>> START DATA IN THIS EXERCISE

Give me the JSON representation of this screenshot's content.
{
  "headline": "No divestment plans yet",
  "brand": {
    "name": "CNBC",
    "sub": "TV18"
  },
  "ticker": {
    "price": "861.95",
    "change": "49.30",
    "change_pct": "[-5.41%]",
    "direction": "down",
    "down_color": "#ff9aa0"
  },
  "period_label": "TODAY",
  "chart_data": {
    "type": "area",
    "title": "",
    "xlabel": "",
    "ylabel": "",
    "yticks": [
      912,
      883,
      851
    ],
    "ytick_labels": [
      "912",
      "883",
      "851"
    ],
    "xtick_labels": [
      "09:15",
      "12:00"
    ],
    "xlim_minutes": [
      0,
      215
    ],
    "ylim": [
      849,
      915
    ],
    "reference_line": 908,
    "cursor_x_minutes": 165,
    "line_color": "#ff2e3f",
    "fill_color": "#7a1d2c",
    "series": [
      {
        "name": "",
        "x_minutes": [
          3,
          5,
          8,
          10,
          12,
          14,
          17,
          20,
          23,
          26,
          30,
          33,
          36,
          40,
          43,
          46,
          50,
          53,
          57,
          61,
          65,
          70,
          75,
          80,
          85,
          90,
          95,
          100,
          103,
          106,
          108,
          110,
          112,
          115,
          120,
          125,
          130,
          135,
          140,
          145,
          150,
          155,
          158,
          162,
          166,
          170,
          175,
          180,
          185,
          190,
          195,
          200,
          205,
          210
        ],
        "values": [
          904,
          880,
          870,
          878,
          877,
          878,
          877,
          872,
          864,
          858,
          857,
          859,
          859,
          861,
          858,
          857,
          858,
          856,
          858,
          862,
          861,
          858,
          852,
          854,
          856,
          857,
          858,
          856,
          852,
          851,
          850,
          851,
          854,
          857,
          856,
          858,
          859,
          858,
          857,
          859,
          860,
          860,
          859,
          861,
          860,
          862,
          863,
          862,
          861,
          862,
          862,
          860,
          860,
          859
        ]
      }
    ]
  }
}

>> END DATA IN THIS EXERCISE

Please quote the records above exactly, without skipping a line.

Give me the JSON representation of this screenshot's content.
{
  "headline": "No divestment plans yet",
  "brand": {
    "name": "CNBC",
    "sub": "TV18"
  },
  "ticker": {
    "price": "861.95",
    "change": "49.30",
    "change_pct": "[-5.41%]",
    "direction": "down",
    "down_color": "#ff9aa0"
  },
  "period_label": "TODAY",
  "chart_data": {
    "type": "area",
    "title": "",
    "xlabel": "",
    "ylabel": "",
    "yticks": [
      912,
      883,
      851
    ],
    "ytick_labels": [
      "912",
      "883",
      "851"
    ],
    "xtick_labels": [
      "09:15",
      "12:00"
    ],
    "xlim_minutes": [
      0,
      215
    ],
    "ylim": [
      849,
      915
    ],
    "reference_line": 908,
    "cursor_x_minutes": 165,
    "line_color": "#ff2e3f",
    "fill_color": "#7a1d2c",
    "series": [
      {
        "name": "",
        "x_minutes": [
          3,
          5,
          8,
          10,
          12,
          14,
          17,
          20,
          23,
          26,
          30,
          33,
          36,
          40,
          43,
          46,
          50,
          53,
          57,
          61,
          65,
          70,
          75,
          80,
          85,
          90,
          95,
          100,
          103,
          106,
          108,
          110,
          112,
          115,
          120,
          125,
          130,
          135,
          140,
          145,
          150,
          155,
          158,
          162,
          166,
          170,
          175,
          180,
          185,
          190,
          195,
          200,
          205,
          210
        ],
        "values": [
          904,
          880,
          870,
          878,
          877,
          878,
          877,
          872,
          864,
          858,
          857,
          859,
          859,
          861,
          858,
          857,
          858,
          856,
          858,
          862,
          861,
          858,
          852,
          854,
          856,
          857,
          858,
          856,
          852,
          851,
          850,
          851,
          854,
          857,
          856,
          858,
          859,
          858,
          857,
          859,
          860,
          860,
          859,
          861,
          860,
          862,
          863,
          862,
          861,
          862,
          862,
          860,
          860,
          859
        ]
      }
    ]
  }
}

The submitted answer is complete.